▸ What to do: Search the listing below for the string "this" and copy every line where it occurs.
──────── Entries provided
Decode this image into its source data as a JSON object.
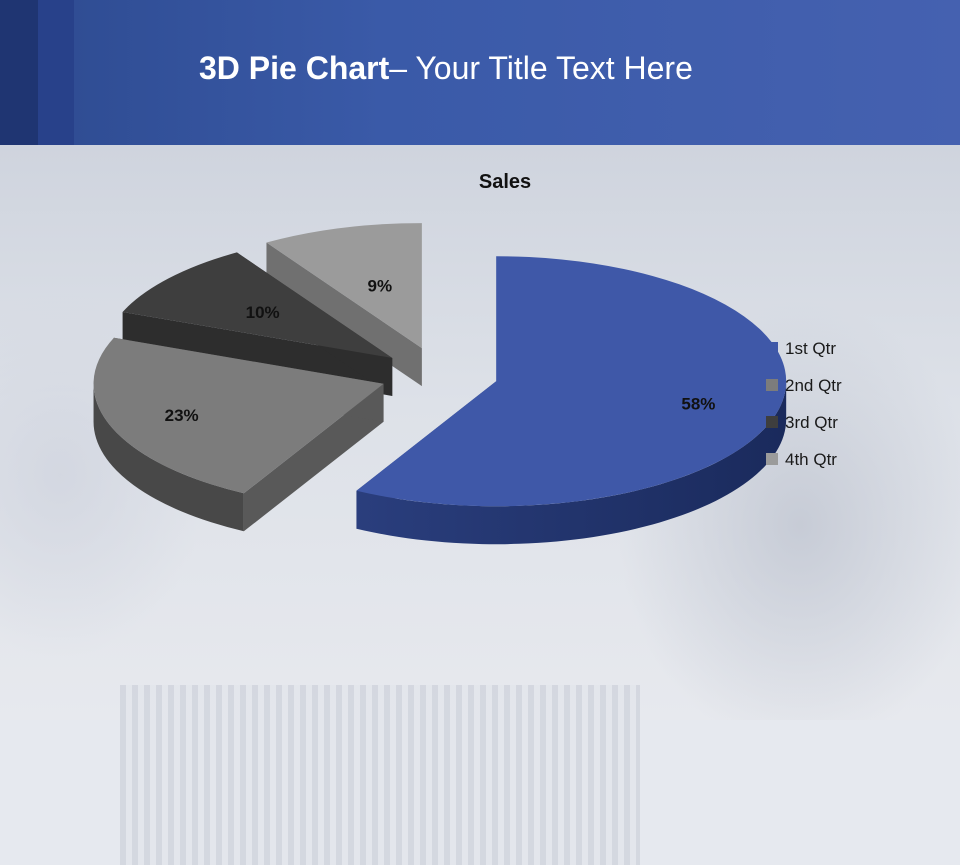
{
  "header": {
    "title_bold": "3D Pie Chart",
    "title_rest": "– Your Title Text Here"
  },
  "chart_data": {
    "type": "pie",
    "title": "Sales",
    "categories": [
      "1st Qtr",
      "2nd Qtr",
      "3rd Qtr",
      "4th Qtr"
    ],
    "values": [
      58,
      23,
      10,
      9
    ],
    "data_labels": [
      "58%",
      "23%",
      "10%",
      "9%"
    ],
    "legend_position": "right",
    "colors": [
      "#3f58a8",
      "#7c7c7c",
      "#3e3e3e",
      "#9b9b9b"
    ]
  }
}
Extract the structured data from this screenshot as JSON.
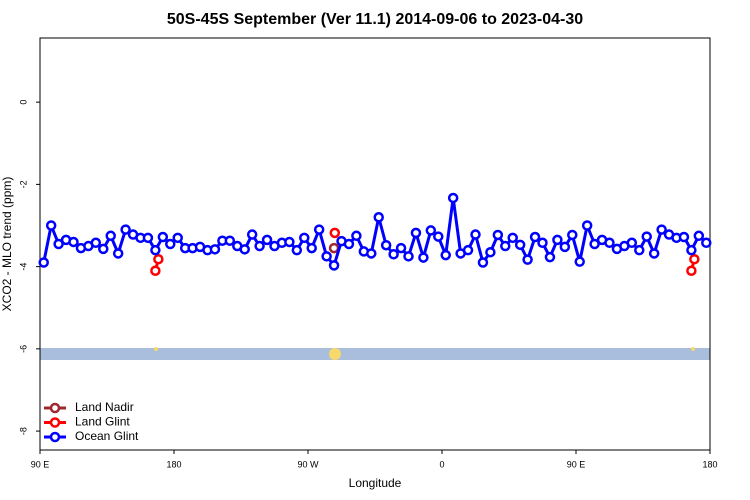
{
  "chart_data": {
    "type": "line",
    "title": "50S-45S September (Ver 11.1)   2014-09-06 to 2023-04-30",
    "xlabel": "Longitude",
    "ylabel": "XCO2 - MLO trend (ppm)",
    "xlim": [
      90,
      540
    ],
    "xticks": [
      {
        "value": 90,
        "label": "90 E"
      },
      180,
      {
        "value": 270,
        "label": "90 W"
      },
      {
        "value": 360,
        "label": "0"
      },
      {
        "value": 450,
        "label": "90 E"
      },
      {
        "value": 540,
        "label": "180"
      }
    ],
    "ylim": [
      -8.46,
      1.56
    ],
    "yticks": [
      0,
      -2,
      -4,
      -6,
      -8
    ],
    "legend": "bottom-left",
    "series": [
      {
        "name": "Land Nadir",
        "color": "#a0282d",
        "x": [
          287.5
        ],
        "values": [
          -3.55
        ]
      },
      {
        "name": "Land Glint",
        "color": "#ff0000",
        "x": [
          167.5,
          169.5,
          null,
          288,
          null,
          527.5,
          529.5
        ],
        "values": [
          -4.1,
          -3.82,
          null,
          -3.18,
          null,
          -4.1,
          -3.82
        ]
      },
      {
        "name": "Ocean Glint",
        "color": "#0000ff",
        "x": [
          92.5,
          97.5,
          102.5,
          107.5,
          112.5,
          117.5,
          122.5,
          127.5,
          132.5,
          137.5,
          142.5,
          147.5,
          152.5,
          157.5,
          162.5,
          167.5,
          172.5,
          177.5,
          182.5,
          187.5,
          192.5,
          197.5,
          202.5,
          207.5,
          212.5,
          217.5,
          222.5,
          227.5,
          232.5,
          237.5,
          242.5,
          247.5,
          252.5,
          257.5,
          262.5,
          267.5,
          272.5,
          277.5,
          282.5,
          287.5,
          292.5,
          297.5,
          302.5,
          307.5,
          312.5,
          317.5,
          322.5,
          327.5,
          332.5,
          337.5,
          342.5,
          347.5,
          352.5,
          357.5,
          362.5,
          367.5,
          372.5,
          377.5,
          382.5,
          387.5,
          392.5,
          397.5,
          402.5,
          407.5,
          412.5,
          417.5,
          422.5,
          427.5,
          432.5,
          437.5,
          442.5,
          447.5,
          452.5,
          457.5,
          462.5,
          467.5,
          472.5,
          477.5,
          482.5,
          487.5,
          492.5,
          497.5,
          502.5,
          507.5,
          512.5,
          517.5,
          522.5,
          527.5,
          532.5,
          537.5
        ],
        "values": [
          -3.9,
          -3.0,
          -3.45,
          -3.35,
          -3.4,
          -3.55,
          -3.5,
          -3.42,
          -3.57,
          -3.25,
          -3.68,
          -3.1,
          -3.22,
          -3.3,
          -3.3,
          -3.6,
          -3.28,
          -3.45,
          -3.3,
          -3.55,
          -3.55,
          -3.52,
          -3.6,
          -3.58,
          -3.37,
          -3.37,
          -3.5,
          -3.58,
          -3.22,
          -3.5,
          -3.35,
          -3.5,
          -3.42,
          -3.4,
          -3.6,
          -3.3,
          -3.55,
          -3.1,
          -3.75,
          -3.97,
          -3.38,
          -3.45,
          -3.25,
          -3.63,
          -3.68,
          -2.8,
          -3.48,
          -3.7,
          -3.55,
          -3.75,
          -3.18,
          -3.78,
          -3.12,
          -3.27,
          -3.72,
          -2.33,
          -3.68,
          -3.6,
          -3.22,
          -3.9,
          -3.65,
          -3.23,
          -3.5,
          -3.3,
          -3.47,
          -3.83,
          -3.28,
          -3.42,
          -3.77,
          -3.35,
          -3.52,
          -3.23,
          -3.88,
          -3.0,
          -3.45,
          -3.35,
          -3.42,
          -3.57,
          -3.5,
          -3.42,
          -3.6,
          -3.27,
          -3.68,
          -3.1,
          -3.22,
          -3.3,
          -3.28,
          -3.6,
          -3.25,
          -3.42
        ]
      }
    ]
  }
}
────────────────
▸ Task output:
Decode this image into its source data as a JSON object.
Extract the structured data from this screenshot as JSON.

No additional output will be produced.